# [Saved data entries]
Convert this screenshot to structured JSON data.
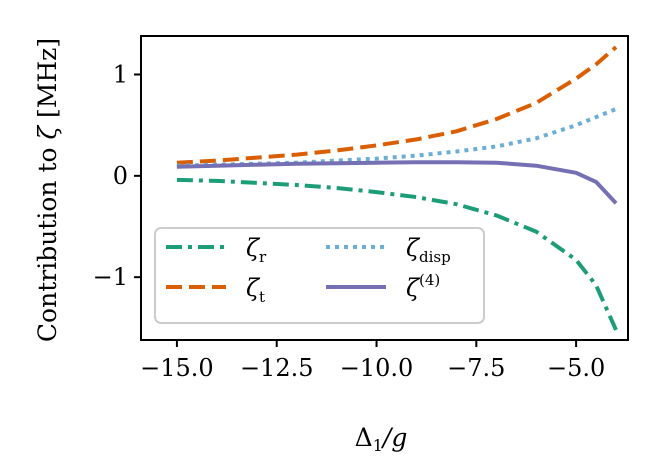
{
  "chart_data": {
    "type": "line",
    "xlabel": "Δ₁/g",
    "ylabel": "Contribution to ζ [MHz]",
    "xlim": [
      -15.9,
      -3.7
    ],
    "ylim": [
      -1.62,
      1.38
    ],
    "xticks": [
      -15.0,
      -12.5,
      -10.0,
      -7.5,
      -5.0
    ],
    "xtick_labels": [
      "−15.0",
      "−12.5",
      "−10.0",
      "−7.5",
      "−5.0"
    ],
    "yticks": [
      -1,
      0,
      1
    ],
    "ytick_labels": [
      "−1",
      "0",
      "1"
    ],
    "grid": false,
    "legend_position": "lower-left",
    "x": [
      -15,
      -14,
      -13,
      -12,
      -11,
      -10,
      -9,
      -8,
      -7,
      -6,
      -5,
      -4.5,
      -4
    ],
    "series": [
      {
        "name": "ζr",
        "color": "#1b9e77",
        "style": "dashdot",
        "values": [
          -0.04,
          -0.05,
          -0.07,
          -0.09,
          -0.12,
          -0.16,
          -0.21,
          -0.28,
          -0.39,
          -0.55,
          -0.83,
          -1.08,
          -1.52
        ]
      },
      {
        "name": "ζt",
        "color": "#d95f02",
        "style": "dashed",
        "values": [
          0.13,
          0.15,
          0.18,
          0.21,
          0.25,
          0.3,
          0.36,
          0.44,
          0.56,
          0.72,
          0.96,
          1.1,
          1.27
        ]
      },
      {
        "name": "ζdisp",
        "color": "#6baed6",
        "style": "dotted",
        "values": [
          0.1,
          0.11,
          0.12,
          0.13,
          0.15,
          0.17,
          0.2,
          0.24,
          0.29,
          0.37,
          0.5,
          0.58,
          0.66
        ]
      },
      {
        "name": "ζ(4)",
        "color": "#7570b3",
        "style": "solid",
        "values": [
          0.09,
          0.1,
          0.11,
          0.12,
          0.125,
          0.13,
          0.135,
          0.135,
          0.13,
          0.1,
          0.03,
          -0.06,
          -0.27
        ]
      }
    ]
  },
  "legend": {
    "items": [
      {
        "symbol": "ζ",
        "sub": "r",
        "sup": ""
      },
      {
        "symbol": "ζ",
        "sub": "t",
        "sup": ""
      },
      {
        "symbol": "ζ",
        "sub": "disp",
        "sup": ""
      },
      {
        "symbol": "ζ",
        "sub": "",
        "sup": "(4)"
      }
    ]
  }
}
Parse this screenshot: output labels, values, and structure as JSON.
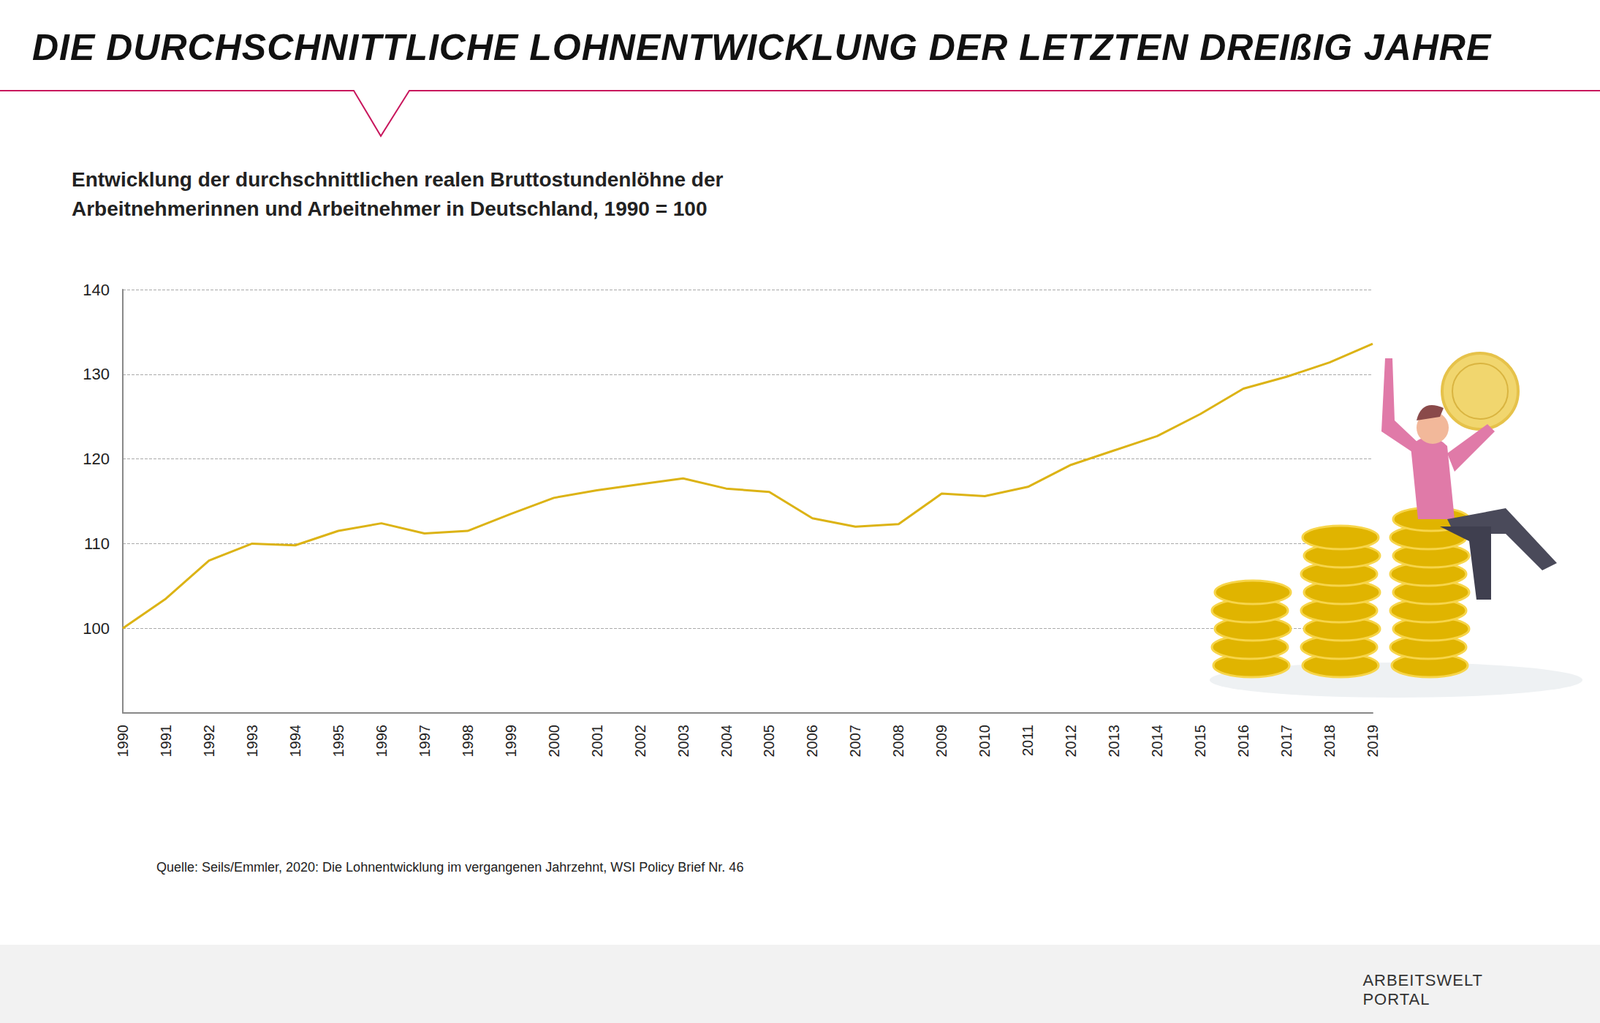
{
  "chart_data": {
    "type": "line",
    "title": "DIE DURCHSCHNITTLICHE LOHNENTWICKLUNG DER LETZTEN DREIßIG JAHRE",
    "subtitle": "Entwicklung der durchschnittlichen realen Bruttostundenlöhne der Arbeitnehmerinnen und Arbeitnehmer in Deutschland, 1990 = 100",
    "source": "Quelle: Seils/Emmler, 2020: Die Lohnentwicklung im vergangenen Jahrzehnt, WSI Policy Brief Nr. 46",
    "categories": [
      "1990",
      "1991",
      "1992",
      "1993",
      "1994",
      "1995",
      "1996",
      "1997",
      "1998",
      "1999",
      "2000",
      "2001",
      "2002",
      "2003",
      "2004",
      "2005",
      "2006",
      "2007",
      "2008",
      "2009",
      "2010",
      "2011",
      "2012",
      "2013",
      "2014",
      "2015",
      "2016",
      "2017",
      "2018",
      "2019"
    ],
    "values": [
      100,
      103.5,
      108,
      110,
      109.8,
      111.5,
      112.4,
      111.2,
      111.5,
      113.5,
      115.4,
      116.3,
      117,
      117.7,
      116.5,
      116.1,
      113,
      112,
      112.3,
      115.9,
      115.6,
      116.7,
      119.3,
      121,
      122.7,
      125.3,
      128.3,
      129.7,
      131.4,
      133.6
    ],
    "color": "#dcb315",
    "ylim": [
      90,
      140
    ],
    "yticks": [
      100,
      110,
      120,
      130,
      140
    ],
    "grid": true
  },
  "logo": [
    "ARBEITSWELT",
    "PORTAL"
  ]
}
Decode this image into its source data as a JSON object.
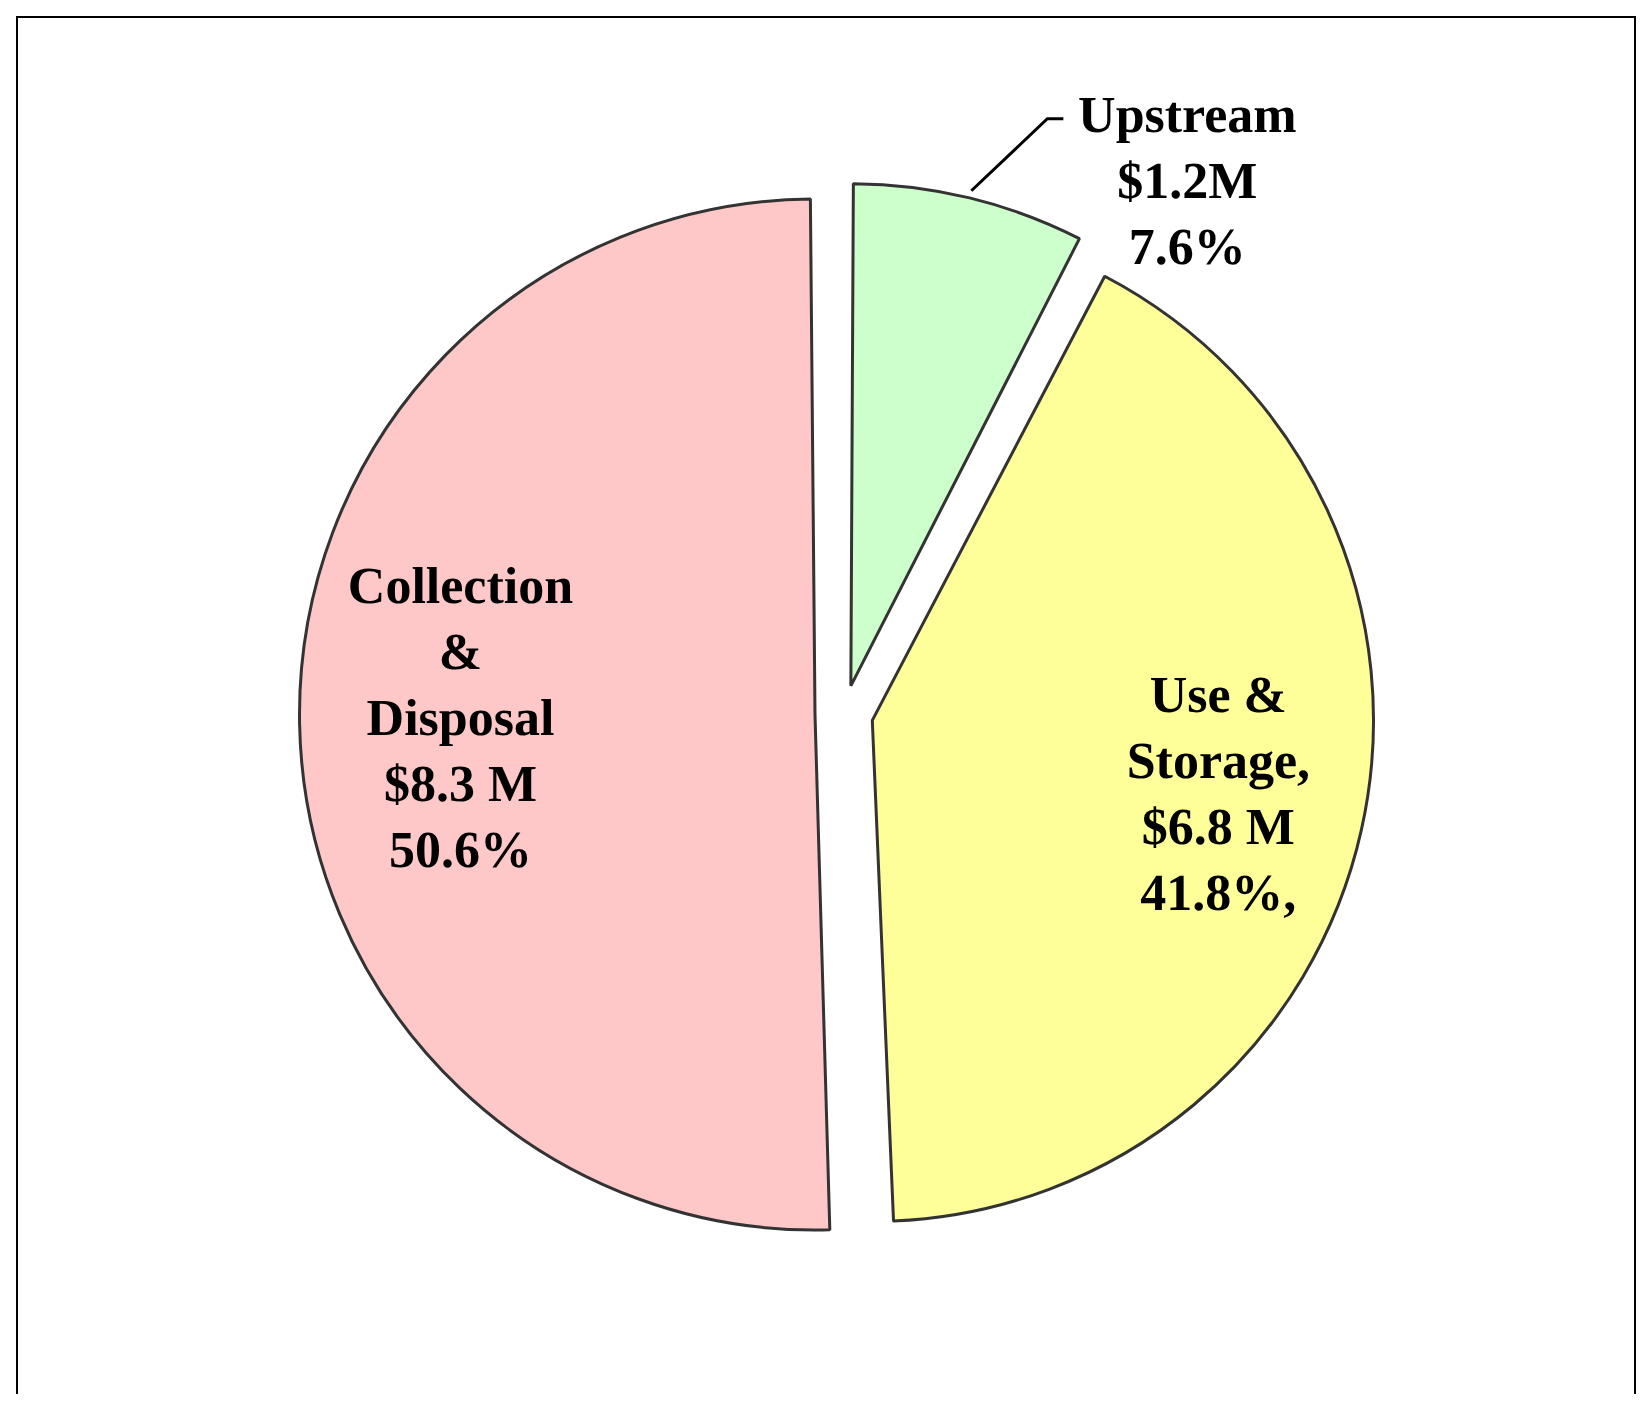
{
  "chart_data": {
    "type": "pie",
    "categories": [
      "Upstream",
      "Use & Storage",
      "Collection & Disposal"
    ],
    "values": [
      7.6,
      41.8,
      50.6
    ],
    "value_labels": [
      "$1.2M 7.6%",
      ", $6.8 M 41.8%,",
      "$8.3 M 50.6%"
    ],
    "colors": [
      "#ccffcc",
      "#ffff99",
      "#ffc8c8"
    ],
    "legend": false
  }
}
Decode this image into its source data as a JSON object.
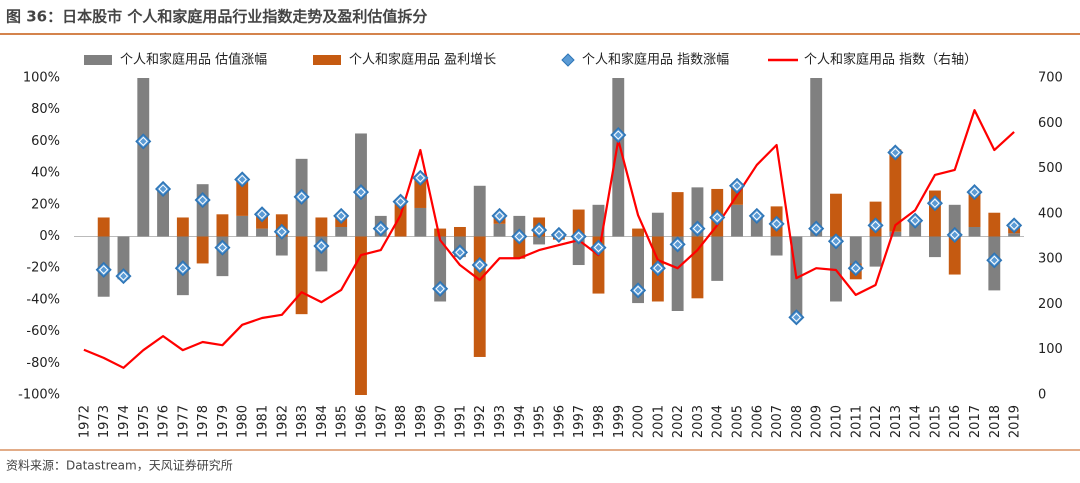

# [Aim of the task]
All of the lines above should be retyped precisely, apart from the pictures.

# [Written response]
Convert this screenshot to structured JSON data.
{
  "chart_data": {
    "type": "line",
    "xlabel": "Δ₁/g",
    "ylabel": "Contribution to ζ [MHz]",
    "xlim": [
      -15.9,
      -3.7
    ],
    "ylim": [
      -1.62,
      1.38
    ],
    "xticks": [
      -15.0,
      -12.5,
      -10.0,
      -7.5,
      -5.0
    ],
    "xtick_labels": [
      "−15.0",
      "−12.5",
      "−10.0",
      "−7.5",
      "−5.0"
    ],
    "yticks": [
      -1,
      0,
      1
    ],
    "ytick_labels": [
      "−1",
      "0",
      "1"
    ],
    "grid": false,
    "legend_position": "lower-left",
    "x": [
      -15,
      -14,
      -13,
      -12,
      -11,
      -10,
      -9,
      -8,
      -7,
      -6,
      -5,
      -4.5,
      -4
    ],
    "series": [
      {
        "name": "ζr",
        "color": "#1b9e77",
        "style": "dashdot",
        "values": [
          -0.04,
          -0.05,
          -0.07,
          -0.09,
          -0.12,
          -0.16,
          -0.21,
          -0.28,
          -0.39,
          -0.55,
          -0.83,
          -1.08,
          -1.52
        ]
      },
      {
        "name": "ζt",
        "color": "#d95f02",
        "style": "dashed",
        "values": [
          0.13,
          0.15,
          0.18,
          0.21,
          0.25,
          0.3,
          0.36,
          0.44,
          0.56,
          0.72,
          0.96,
          1.1,
          1.27
        ]
      },
      {
        "name": "ζdisp",
        "color": "#6baed6",
        "style": "dotted",
        "values": [
          0.1,
          0.11,
          0.12,
          0.13,
          0.15,
          0.17,
          0.2,
          0.24,
          0.29,
          0.37,
          0.5,
          0.58,
          0.66
        ]
      },
      {
        "name": "ζ(4)",
        "color": "#7570b3",
        "style": "solid",
        "values": [
          0.09,
          0.1,
          0.11,
          0.12,
          0.125,
          0.13,
          0.135,
          0.135,
          0.13,
          0.1,
          0.03,
          -0.06,
          -0.27
        ]
      }
    ]
  },
  "legend": {
    "items": [
      {
        "symbol": "ζ",
        "sub": "r",
        "sup": ""
      },
      {
        "symbol": "ζ",
        "sub": "t",
        "sup": ""
      },
      {
        "symbol": "ζ",
        "sub": "disp",
        "sup": ""
      },
      {
        "symbol": "ζ",
        "sub": "",
        "sup": "(4)"
      }
    ]
  }
}
Parse this screenshot: output labels, values, and structure as JSON.
{
  "chart_data": {
    "type": "line",
    "title": "DIE DURCHSCHNITTLICHE LOHNENTWICKLUNG DER LETZTEN DREIßIG JAHRE",
    "subtitle": "Entwicklung der durchschnittlichen realen Bruttostundenlöhne der Arbeitnehmerinnen und Arbeitnehmer in Deutschland, 1990 = 100",
    "source": "Quelle: Seils/Emmler, 2020: Die Lohnentwicklung im vergangenen Jahrzehnt, WSI Policy Brief Nr. 46",
    "categories": [
      "1990",
      "1991",
      "1992",
      "1993",
      "1994",
      "1995",
      "1996",
      "1997",
      "1998",
      "1999",
      "2000",
      "2001",
      "2002",
      "2003",
      "2004",
      "2005",
      "2006",
      "2007",
      "2008",
      "2009",
      "2010",
      "2011",
      "2012",
      "2013",
      "2014",
      "2015",
      "2016",
      "2017",
      "2018",
      "2019"
    ],
    "values": [
      100,
      103.5,
      108,
      110,
      109.8,
      111.5,
      112.4,
      111.2,
      111.5,
      113.5,
      115.4,
      116.3,
      117,
      117.7,
      116.5,
      116.1,
      113,
      112,
      112.3,
      115.9,
      115.6,
      116.7,
      119.3,
      121,
      122.7,
      125.3,
      128.3,
      129.7,
      131.4,
      133.6
    ],
    "color": "#dcb315",
    "ylim": [
      90,
      140
    ],
    "yticks": [
      100,
      110,
      120,
      130,
      140
    ],
    "grid": true
  },
  "logo": [
    "ARBEITSWELT",
    "PORTAL"
  ]
}
Decode this image into its source data as a JSON object.
{
  "chart_data": {
    "type": "pie",
    "categories": [
      "Upstream",
      "Use & Storage",
      "Collection & Disposal"
    ],
    "values": [
      7.6,
      41.8,
      50.6
    ],
    "value_labels": [
      "$1.2M 7.6%",
      ", $6.8 M 41.8%,",
      "$8.3 M 50.6%"
    ],
    "colors": [
      "#ccffcc",
      "#ffff99",
      "#ffc8c8"
    ],
    "legend": false
  }
}
Decode this image into its source data as a JSON object.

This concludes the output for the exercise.